● **Given instruction**
Note how many lines include the word "text", and give that number by itself.
** start Input rows **
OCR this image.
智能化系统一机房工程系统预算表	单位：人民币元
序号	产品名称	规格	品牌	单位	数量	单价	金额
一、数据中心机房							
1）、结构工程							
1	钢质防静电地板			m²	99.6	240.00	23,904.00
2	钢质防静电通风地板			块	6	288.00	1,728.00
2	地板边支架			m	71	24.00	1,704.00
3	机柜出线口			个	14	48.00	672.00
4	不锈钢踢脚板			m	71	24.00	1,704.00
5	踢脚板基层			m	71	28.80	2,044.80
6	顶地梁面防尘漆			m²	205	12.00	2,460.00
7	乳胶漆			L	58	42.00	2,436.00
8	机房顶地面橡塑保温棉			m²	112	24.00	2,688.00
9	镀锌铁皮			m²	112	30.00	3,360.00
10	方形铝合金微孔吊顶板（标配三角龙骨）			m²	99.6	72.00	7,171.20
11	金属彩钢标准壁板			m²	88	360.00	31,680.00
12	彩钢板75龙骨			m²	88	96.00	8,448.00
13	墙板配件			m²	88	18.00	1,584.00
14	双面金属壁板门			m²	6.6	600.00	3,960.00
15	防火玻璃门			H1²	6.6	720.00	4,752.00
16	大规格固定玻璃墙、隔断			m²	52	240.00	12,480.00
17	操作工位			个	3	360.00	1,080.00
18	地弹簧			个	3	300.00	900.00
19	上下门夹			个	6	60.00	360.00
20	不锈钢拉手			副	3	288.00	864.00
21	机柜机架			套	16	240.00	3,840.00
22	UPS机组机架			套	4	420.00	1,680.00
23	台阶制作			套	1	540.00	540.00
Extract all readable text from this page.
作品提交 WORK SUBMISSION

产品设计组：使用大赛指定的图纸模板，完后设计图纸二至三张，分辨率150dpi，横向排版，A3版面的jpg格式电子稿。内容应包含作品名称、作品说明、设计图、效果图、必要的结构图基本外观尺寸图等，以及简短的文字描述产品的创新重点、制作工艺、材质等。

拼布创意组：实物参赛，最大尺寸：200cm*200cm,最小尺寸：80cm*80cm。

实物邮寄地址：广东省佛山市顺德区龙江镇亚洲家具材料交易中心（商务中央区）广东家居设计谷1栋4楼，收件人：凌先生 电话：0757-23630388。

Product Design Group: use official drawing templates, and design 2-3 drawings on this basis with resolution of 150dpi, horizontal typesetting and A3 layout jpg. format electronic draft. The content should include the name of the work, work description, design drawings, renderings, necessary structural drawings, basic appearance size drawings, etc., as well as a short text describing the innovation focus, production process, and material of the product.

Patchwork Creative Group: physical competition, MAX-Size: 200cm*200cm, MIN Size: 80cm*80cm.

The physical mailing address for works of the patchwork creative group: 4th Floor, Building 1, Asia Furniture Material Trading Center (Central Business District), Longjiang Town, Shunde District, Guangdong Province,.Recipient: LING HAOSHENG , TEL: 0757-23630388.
** end Input rows **
● **Reply to the exercise**
2